→ **TASK MATERIAL**

** Begin **

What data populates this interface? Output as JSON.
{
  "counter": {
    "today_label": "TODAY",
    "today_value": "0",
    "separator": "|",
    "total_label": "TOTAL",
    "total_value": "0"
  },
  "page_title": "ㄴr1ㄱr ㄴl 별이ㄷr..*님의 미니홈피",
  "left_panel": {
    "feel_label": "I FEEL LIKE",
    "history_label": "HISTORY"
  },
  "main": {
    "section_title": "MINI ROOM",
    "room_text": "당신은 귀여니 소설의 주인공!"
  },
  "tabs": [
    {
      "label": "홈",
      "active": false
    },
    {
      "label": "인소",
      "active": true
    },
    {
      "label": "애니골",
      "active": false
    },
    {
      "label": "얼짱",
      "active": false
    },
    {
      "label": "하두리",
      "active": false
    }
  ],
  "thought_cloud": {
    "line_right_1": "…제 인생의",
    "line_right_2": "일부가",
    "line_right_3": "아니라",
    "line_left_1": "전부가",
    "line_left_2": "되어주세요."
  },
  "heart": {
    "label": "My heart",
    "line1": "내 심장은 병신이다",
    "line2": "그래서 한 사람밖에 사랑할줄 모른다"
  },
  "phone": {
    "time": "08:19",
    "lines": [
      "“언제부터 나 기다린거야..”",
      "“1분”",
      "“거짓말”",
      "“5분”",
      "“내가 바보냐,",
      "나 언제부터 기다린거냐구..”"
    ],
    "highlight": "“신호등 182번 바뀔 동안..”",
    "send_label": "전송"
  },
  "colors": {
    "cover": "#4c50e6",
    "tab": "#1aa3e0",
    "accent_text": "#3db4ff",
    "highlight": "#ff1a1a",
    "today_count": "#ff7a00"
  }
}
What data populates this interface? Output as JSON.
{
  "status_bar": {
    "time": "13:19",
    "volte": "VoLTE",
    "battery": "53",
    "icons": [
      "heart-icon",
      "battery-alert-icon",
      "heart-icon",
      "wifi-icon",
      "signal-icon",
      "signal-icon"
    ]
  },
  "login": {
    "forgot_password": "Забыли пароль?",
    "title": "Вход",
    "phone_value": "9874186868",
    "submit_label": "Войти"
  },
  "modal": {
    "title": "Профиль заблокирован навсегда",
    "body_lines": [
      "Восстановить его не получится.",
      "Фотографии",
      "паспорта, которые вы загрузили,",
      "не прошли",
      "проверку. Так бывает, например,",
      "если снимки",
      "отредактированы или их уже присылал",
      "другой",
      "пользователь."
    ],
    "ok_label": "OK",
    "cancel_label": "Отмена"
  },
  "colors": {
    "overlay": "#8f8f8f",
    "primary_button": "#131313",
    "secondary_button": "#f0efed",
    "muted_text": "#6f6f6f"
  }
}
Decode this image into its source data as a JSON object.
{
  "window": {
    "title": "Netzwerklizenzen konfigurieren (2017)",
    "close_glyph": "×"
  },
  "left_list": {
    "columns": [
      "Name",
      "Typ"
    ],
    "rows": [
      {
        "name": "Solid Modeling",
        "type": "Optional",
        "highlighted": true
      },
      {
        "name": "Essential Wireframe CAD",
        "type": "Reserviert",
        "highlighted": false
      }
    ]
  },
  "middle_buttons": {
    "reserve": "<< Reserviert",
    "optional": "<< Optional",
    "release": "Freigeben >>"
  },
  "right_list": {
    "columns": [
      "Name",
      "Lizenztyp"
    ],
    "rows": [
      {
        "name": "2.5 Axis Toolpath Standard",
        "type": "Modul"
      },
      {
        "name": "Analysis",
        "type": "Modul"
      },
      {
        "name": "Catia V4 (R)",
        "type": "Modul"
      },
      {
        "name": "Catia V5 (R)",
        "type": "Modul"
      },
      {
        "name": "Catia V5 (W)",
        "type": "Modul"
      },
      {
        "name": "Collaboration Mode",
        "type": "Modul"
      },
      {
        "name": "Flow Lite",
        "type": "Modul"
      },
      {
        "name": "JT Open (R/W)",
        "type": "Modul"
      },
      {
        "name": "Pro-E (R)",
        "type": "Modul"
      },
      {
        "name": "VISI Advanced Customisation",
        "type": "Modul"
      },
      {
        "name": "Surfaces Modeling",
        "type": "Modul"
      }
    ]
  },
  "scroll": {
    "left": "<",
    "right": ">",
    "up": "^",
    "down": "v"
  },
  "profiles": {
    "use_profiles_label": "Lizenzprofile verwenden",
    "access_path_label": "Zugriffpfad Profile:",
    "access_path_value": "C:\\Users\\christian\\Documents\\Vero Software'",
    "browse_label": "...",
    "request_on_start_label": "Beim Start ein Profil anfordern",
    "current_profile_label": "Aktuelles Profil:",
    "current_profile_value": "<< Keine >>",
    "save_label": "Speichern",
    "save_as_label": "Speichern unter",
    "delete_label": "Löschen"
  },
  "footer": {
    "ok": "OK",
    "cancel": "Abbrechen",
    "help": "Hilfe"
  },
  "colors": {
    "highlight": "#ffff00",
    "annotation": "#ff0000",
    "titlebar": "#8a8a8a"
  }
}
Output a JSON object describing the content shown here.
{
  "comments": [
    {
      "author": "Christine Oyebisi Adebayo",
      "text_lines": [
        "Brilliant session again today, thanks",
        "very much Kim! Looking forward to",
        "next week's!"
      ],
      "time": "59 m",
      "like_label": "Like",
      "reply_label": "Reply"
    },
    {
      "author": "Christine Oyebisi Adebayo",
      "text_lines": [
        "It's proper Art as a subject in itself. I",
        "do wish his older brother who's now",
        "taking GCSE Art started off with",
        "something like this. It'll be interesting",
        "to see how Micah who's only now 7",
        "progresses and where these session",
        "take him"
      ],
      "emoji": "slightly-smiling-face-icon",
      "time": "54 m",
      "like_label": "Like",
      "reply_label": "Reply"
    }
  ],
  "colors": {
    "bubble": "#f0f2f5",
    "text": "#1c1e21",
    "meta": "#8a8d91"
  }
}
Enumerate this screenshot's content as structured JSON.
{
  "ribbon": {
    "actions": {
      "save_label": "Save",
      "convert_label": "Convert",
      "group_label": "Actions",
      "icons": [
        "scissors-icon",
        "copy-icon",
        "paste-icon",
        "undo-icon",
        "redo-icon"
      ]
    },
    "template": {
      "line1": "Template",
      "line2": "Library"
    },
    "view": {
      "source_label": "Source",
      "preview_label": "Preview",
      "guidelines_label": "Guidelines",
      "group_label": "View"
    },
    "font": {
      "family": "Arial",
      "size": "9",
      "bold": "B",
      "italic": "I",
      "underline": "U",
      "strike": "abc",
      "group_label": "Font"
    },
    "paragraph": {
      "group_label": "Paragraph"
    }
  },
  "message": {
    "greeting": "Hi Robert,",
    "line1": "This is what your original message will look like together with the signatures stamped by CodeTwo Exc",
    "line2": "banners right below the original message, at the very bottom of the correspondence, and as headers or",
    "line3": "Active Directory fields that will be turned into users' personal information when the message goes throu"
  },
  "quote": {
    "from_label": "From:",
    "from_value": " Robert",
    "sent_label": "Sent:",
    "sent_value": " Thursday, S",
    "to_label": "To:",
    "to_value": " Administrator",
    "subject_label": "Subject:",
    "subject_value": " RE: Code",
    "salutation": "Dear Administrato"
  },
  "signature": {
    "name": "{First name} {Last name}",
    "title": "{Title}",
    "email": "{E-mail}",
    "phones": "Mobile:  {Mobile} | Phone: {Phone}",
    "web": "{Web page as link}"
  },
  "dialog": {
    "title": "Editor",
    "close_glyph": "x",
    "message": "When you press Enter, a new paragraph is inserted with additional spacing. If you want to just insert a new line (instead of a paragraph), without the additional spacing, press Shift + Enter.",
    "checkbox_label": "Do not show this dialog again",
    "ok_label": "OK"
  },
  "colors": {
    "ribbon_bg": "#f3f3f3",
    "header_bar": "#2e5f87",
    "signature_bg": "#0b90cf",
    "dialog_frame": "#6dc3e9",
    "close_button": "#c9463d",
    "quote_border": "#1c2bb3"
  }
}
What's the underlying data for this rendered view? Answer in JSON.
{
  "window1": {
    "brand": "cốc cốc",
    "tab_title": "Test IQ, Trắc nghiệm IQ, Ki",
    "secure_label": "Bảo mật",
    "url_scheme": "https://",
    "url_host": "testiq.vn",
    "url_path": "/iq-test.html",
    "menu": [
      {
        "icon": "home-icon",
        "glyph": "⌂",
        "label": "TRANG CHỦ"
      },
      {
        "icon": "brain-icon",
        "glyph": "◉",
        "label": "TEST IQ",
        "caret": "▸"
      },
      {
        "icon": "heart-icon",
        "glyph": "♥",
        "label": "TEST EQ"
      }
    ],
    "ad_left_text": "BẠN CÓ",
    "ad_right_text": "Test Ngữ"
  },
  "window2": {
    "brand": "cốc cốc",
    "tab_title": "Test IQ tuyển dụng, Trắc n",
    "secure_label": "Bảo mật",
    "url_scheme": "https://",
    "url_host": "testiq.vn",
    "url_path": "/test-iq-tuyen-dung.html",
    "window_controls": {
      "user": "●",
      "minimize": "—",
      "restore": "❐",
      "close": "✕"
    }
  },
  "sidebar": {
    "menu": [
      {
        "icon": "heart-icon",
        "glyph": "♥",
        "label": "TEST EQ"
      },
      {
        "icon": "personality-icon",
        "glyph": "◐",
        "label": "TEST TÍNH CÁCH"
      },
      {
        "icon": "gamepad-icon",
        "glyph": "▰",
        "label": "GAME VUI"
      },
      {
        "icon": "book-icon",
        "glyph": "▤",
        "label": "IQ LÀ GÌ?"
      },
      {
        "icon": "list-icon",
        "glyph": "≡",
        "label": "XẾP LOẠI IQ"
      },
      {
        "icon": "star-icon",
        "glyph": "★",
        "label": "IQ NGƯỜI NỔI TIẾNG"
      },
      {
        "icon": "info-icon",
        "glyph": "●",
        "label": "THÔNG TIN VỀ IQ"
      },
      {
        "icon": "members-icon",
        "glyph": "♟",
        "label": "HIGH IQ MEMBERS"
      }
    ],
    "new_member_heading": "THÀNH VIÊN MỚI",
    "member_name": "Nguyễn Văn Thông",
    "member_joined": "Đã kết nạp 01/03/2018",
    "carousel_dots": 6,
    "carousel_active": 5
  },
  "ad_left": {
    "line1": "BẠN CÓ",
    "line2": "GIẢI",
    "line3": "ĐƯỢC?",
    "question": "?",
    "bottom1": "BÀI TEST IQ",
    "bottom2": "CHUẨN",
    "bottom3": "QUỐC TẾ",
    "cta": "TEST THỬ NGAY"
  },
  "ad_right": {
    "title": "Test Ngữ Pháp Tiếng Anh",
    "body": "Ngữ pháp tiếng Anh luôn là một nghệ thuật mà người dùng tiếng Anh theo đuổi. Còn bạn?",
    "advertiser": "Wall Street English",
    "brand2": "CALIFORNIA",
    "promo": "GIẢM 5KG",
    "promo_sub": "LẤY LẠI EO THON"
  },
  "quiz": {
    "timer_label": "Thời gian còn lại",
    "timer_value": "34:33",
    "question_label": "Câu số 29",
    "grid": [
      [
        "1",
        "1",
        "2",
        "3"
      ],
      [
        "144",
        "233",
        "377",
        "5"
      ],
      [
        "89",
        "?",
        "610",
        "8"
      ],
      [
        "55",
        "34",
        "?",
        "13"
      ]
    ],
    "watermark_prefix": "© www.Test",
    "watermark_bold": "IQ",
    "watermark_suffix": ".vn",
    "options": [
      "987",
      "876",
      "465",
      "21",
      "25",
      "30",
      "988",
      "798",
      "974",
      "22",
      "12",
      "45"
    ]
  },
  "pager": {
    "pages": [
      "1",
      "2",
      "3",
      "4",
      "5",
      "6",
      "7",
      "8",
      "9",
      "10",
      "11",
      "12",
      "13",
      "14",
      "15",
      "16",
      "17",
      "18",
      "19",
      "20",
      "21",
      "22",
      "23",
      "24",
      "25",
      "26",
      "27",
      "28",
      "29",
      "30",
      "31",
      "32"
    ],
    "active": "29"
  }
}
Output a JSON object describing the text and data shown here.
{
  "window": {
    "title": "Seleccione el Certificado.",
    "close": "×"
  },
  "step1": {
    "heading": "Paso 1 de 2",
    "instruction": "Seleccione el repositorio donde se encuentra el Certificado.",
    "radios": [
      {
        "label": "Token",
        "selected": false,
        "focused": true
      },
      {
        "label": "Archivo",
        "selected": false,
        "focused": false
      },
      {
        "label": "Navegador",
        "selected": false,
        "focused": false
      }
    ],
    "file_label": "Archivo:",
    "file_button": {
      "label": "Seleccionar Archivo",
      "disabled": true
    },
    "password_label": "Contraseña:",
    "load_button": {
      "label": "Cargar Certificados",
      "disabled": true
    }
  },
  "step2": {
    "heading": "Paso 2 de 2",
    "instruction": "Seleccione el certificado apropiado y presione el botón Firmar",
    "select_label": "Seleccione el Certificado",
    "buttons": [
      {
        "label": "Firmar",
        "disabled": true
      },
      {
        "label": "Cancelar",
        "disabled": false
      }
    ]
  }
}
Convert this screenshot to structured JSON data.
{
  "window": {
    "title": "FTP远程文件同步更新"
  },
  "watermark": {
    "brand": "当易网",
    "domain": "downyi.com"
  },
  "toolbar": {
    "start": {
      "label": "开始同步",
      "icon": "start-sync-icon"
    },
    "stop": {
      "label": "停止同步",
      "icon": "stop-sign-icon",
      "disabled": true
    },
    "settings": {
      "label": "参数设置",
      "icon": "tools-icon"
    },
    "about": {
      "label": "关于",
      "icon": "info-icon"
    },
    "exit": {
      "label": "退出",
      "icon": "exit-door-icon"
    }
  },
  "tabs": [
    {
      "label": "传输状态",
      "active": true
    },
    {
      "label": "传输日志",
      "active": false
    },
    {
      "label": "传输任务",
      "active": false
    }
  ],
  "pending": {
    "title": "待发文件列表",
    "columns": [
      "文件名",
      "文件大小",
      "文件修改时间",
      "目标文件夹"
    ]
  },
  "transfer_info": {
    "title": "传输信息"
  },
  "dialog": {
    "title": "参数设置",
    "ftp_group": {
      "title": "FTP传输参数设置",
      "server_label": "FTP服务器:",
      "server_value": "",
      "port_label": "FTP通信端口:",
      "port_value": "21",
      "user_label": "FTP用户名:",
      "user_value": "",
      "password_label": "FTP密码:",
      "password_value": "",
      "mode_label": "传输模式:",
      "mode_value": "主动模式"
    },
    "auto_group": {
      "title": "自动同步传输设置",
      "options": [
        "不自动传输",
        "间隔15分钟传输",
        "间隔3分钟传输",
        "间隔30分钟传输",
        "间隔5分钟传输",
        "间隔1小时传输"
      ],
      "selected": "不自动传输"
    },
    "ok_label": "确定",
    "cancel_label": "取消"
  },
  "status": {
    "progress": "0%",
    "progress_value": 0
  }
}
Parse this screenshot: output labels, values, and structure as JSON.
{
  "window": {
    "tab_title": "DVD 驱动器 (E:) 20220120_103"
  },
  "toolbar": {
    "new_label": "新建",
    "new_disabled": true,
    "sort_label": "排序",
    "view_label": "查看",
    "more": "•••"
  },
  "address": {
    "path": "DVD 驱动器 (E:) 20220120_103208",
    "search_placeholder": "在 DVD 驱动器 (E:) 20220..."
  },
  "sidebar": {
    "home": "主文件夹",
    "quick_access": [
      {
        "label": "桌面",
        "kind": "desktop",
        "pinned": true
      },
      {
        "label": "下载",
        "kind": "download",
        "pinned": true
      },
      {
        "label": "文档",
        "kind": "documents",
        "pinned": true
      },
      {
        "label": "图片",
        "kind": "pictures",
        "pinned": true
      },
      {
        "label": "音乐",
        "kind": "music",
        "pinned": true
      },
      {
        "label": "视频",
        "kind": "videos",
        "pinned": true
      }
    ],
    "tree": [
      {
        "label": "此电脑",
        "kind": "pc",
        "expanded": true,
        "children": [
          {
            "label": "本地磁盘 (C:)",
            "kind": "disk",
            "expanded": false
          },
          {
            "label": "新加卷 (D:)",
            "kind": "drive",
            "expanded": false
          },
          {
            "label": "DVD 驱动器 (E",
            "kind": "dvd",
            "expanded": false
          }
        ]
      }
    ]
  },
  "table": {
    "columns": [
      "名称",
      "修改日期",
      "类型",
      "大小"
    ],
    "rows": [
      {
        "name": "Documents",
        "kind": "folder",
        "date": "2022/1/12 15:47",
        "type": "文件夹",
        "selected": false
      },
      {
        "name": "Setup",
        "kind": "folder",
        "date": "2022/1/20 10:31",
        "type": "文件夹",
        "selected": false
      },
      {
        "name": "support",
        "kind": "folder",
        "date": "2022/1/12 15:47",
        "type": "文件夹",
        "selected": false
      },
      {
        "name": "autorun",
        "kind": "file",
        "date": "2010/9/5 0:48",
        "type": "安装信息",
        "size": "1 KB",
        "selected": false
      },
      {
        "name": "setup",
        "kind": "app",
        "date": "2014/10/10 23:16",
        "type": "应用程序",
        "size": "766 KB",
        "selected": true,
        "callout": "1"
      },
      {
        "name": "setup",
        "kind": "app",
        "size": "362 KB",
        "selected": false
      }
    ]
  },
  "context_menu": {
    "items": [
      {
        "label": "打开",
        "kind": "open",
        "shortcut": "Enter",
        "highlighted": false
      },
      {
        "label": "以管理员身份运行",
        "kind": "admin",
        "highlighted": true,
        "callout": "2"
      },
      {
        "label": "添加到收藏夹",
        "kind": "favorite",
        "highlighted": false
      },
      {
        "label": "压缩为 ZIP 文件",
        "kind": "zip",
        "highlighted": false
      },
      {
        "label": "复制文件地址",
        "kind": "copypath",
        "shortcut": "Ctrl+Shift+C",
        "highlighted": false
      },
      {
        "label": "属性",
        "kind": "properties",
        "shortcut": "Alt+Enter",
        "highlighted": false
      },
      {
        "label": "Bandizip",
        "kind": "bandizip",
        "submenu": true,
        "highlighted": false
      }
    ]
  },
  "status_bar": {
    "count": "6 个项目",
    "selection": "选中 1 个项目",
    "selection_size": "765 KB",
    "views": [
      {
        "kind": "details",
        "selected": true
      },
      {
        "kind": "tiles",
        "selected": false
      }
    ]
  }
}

** End **

→ **DIRECTIVE**
Pick out all lines containing the string "Reserviert".

→ **PROBLEM SOLUTION**
        "type": "Reserviert",
    "reserve": "<< Reserviert",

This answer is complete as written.